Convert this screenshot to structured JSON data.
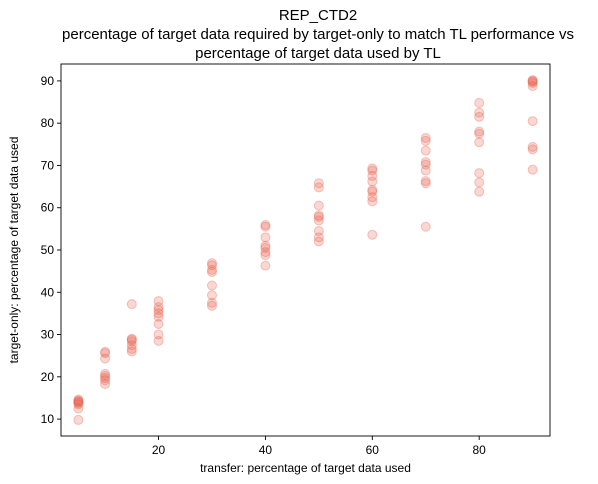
{
  "chart_data": {
    "type": "scatter",
    "title_lines": [
      "REP_CTD2",
      "percentage of target data required by target-only to match TL performance vs",
      "percentage of target data used by TL"
    ],
    "xlabel": "transfer: percentage of target data used",
    "ylabel": "target-only: percentage of target data used",
    "xlim": [
      1.75,
      93.25
    ],
    "ylim": [
      6,
      94
    ],
    "xticks": [
      20,
      40,
      60,
      80
    ],
    "yticks": [
      10,
      20,
      30,
      40,
      50,
      60,
      70,
      80,
      90
    ],
    "grid": false,
    "marker_color": "#e8604c",
    "marker_alpha": 0.25,
    "points": [
      {
        "x": 5,
        "y": 9.8
      },
      {
        "x": 5,
        "y": 12.5
      },
      {
        "x": 5,
        "y": 13.5
      },
      {
        "x": 5,
        "y": 13.8
      },
      {
        "x": 5,
        "y": 14.0
      },
      {
        "x": 5,
        "y": 14.2
      },
      {
        "x": 5,
        "y": 14.4
      },
      {
        "x": 5,
        "y": 14.6
      },
      {
        "x": 10,
        "y": 18.3
      },
      {
        "x": 10,
        "y": 19.2
      },
      {
        "x": 10,
        "y": 19.7
      },
      {
        "x": 10,
        "y": 20.2
      },
      {
        "x": 10,
        "y": 20.7
      },
      {
        "x": 10,
        "y": 24.3
      },
      {
        "x": 10,
        "y": 25.6
      },
      {
        "x": 10,
        "y": 25.9
      },
      {
        "x": 15,
        "y": 26.0
      },
      {
        "x": 15,
        "y": 26.6
      },
      {
        "x": 15,
        "y": 27.5
      },
      {
        "x": 15,
        "y": 28.4
      },
      {
        "x": 15,
        "y": 28.8
      },
      {
        "x": 15,
        "y": 29.0
      },
      {
        "x": 15,
        "y": 37.2
      },
      {
        "x": 20,
        "y": 28.5
      },
      {
        "x": 20,
        "y": 30.0
      },
      {
        "x": 20,
        "y": 32.5
      },
      {
        "x": 20,
        "y": 34.2
      },
      {
        "x": 20,
        "y": 35.0
      },
      {
        "x": 20,
        "y": 35.8
      },
      {
        "x": 20,
        "y": 36.5
      },
      {
        "x": 20,
        "y": 37.9
      },
      {
        "x": 30,
        "y": 36.8
      },
      {
        "x": 30,
        "y": 37.5
      },
      {
        "x": 30,
        "y": 39.3
      },
      {
        "x": 30,
        "y": 41.6
      },
      {
        "x": 30,
        "y": 44.8
      },
      {
        "x": 30,
        "y": 45.3
      },
      {
        "x": 30,
        "y": 46.4
      },
      {
        "x": 30,
        "y": 46.9
      },
      {
        "x": 40,
        "y": 46.3
      },
      {
        "x": 40,
        "y": 48.8
      },
      {
        "x": 40,
        "y": 49.5
      },
      {
        "x": 40,
        "y": 50.5
      },
      {
        "x": 40,
        "y": 51.0
      },
      {
        "x": 40,
        "y": 53.0
      },
      {
        "x": 40,
        "y": 55.5
      },
      {
        "x": 40,
        "y": 55.9
      },
      {
        "x": 50,
        "y": 52.0
      },
      {
        "x": 50,
        "y": 53.0
      },
      {
        "x": 50,
        "y": 54.5
      },
      {
        "x": 50,
        "y": 57.0
      },
      {
        "x": 50,
        "y": 57.8
      },
      {
        "x": 50,
        "y": 58.2
      },
      {
        "x": 50,
        "y": 60.5
      },
      {
        "x": 50,
        "y": 64.8
      },
      {
        "x": 50,
        "y": 65.8
      },
      {
        "x": 60,
        "y": 53.6
      },
      {
        "x": 60,
        "y": 61.5
      },
      {
        "x": 60,
        "y": 62.5
      },
      {
        "x": 60,
        "y": 63.8
      },
      {
        "x": 60,
        "y": 64.2
      },
      {
        "x": 60,
        "y": 66.2
      },
      {
        "x": 60,
        "y": 67.5
      },
      {
        "x": 60,
        "y": 68.8
      },
      {
        "x": 60,
        "y": 69.3
      },
      {
        "x": 70,
        "y": 55.5
      },
      {
        "x": 70,
        "y": 65.8
      },
      {
        "x": 70,
        "y": 66.3
      },
      {
        "x": 70,
        "y": 68.8
      },
      {
        "x": 70,
        "y": 70.2
      },
      {
        "x": 70,
        "y": 70.8
      },
      {
        "x": 70,
        "y": 73.5
      },
      {
        "x": 70,
        "y": 75.8
      },
      {
        "x": 70,
        "y": 76.5
      },
      {
        "x": 80,
        "y": 63.8
      },
      {
        "x": 80,
        "y": 66.0
      },
      {
        "x": 80,
        "y": 68.2
      },
      {
        "x": 80,
        "y": 75.5
      },
      {
        "x": 80,
        "y": 77.5
      },
      {
        "x": 80,
        "y": 78.0
      },
      {
        "x": 80,
        "y": 81.5
      },
      {
        "x": 80,
        "y": 82.5
      },
      {
        "x": 80,
        "y": 84.8
      },
      {
        "x": 90,
        "y": 69.0
      },
      {
        "x": 90,
        "y": 73.8
      },
      {
        "x": 90,
        "y": 74.4
      },
      {
        "x": 90,
        "y": 80.5
      },
      {
        "x": 90,
        "y": 88.8
      },
      {
        "x": 90,
        "y": 89.5
      },
      {
        "x": 90,
        "y": 89.8
      },
      {
        "x": 90,
        "y": 90.0
      },
      {
        "x": 90,
        "y": 90.2
      }
    ]
  }
}
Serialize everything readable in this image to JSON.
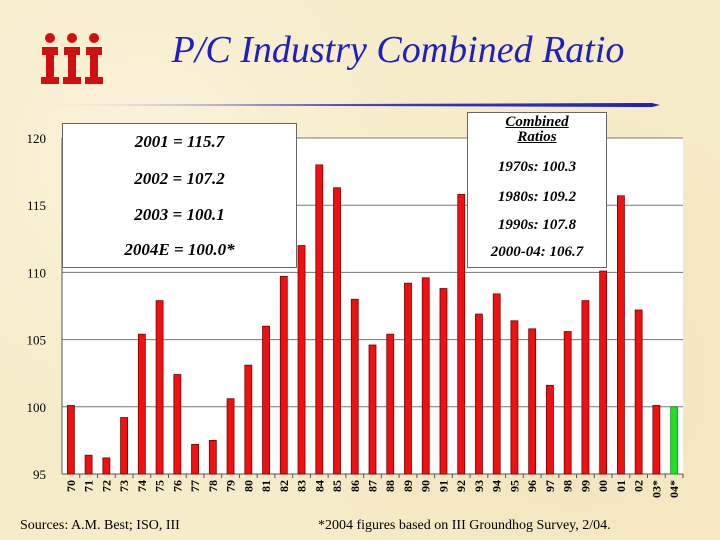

▶ AIM OF THE TASK
Each line that holds the word "JSON" should be extracted from the records.

▶ TASK RESPONSE
Convert this screenshot to structured JSON data.
Serialize everything readable in this image to JSON.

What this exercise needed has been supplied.